● TASK OBJECTIVE: Find each line containing the string "icon". Copy it.

● INFORMATION PROVIDED:
= = =
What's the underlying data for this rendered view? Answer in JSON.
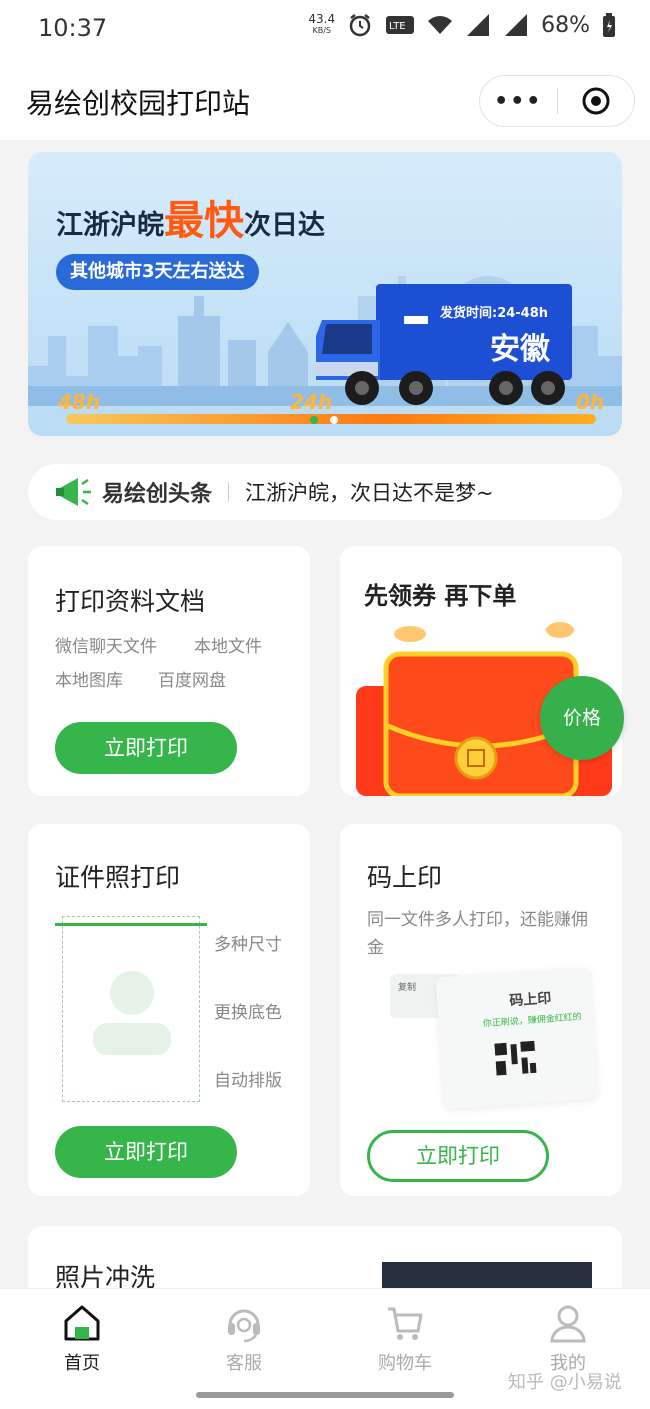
{
  "status_bar": {
    "time": "10:37",
    "net_speed_value": "43.4",
    "net_speed_unit": "KB/S",
    "battery": "68%"
  },
  "nav": {
    "title": "易绘创校园打印站",
    "more": "•••"
  },
  "banner": {
    "headline_pre": "江浙沪皖",
    "headline_highlight": "最快",
    "headline_post": "次日达",
    "pill": "其他城市3天左右送达",
    "truck_time": "发货时间:24-48h",
    "truck_dest": "安徽",
    "timeline": [
      "48h",
      "24h",
      "0h"
    ]
  },
  "news": {
    "brand": "易绘创头条",
    "text": "江浙沪皖，次日达不是梦~"
  },
  "cards": {
    "docs": {
      "title": "打印资料文档",
      "tags": [
        "微信聊天文件",
        "本地文件",
        "本地图库",
        "百度网盘"
      ],
      "button": "立即打印"
    },
    "coupon": {
      "title": "先领券  再下单",
      "badge": "价格"
    },
    "id_photo": {
      "title": "证件照打印",
      "features": [
        "多种尺寸",
        "更换底色",
        "自动排版"
      ],
      "button": "立即打印"
    },
    "qr_print": {
      "title": "码上印",
      "desc": "同一文件多人打印，还能赚佣金",
      "paper_title": "码上印",
      "paper_sub": "你正刷说，赚佣金红红的",
      "tag": "复制",
      "button": "立即打印"
    },
    "photo": {
      "title": "照片冲洗"
    }
  },
  "tabs": [
    {
      "label": "首页",
      "icon": "home-icon",
      "active": true
    },
    {
      "label": "客服",
      "icon": "headset-icon",
      "active": false
    },
    {
      "label": "购物车",
      "icon": "cart-icon",
      "active": false
    },
    {
      "label": "我的",
      "icon": "user-icon",
      "active": false
    }
  ],
  "watermark": "知乎 @小易说",
  "colors": {
    "brand_green": "#36b54a",
    "banner_orange": "#ff5a10",
    "banner_blue": "#2a6ad8"
  }
}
= = =
● RESULT:
      "icon": "home-icon",
      "icon": "headset-icon",
      "icon": "cart-icon",
      "icon": "user-icon",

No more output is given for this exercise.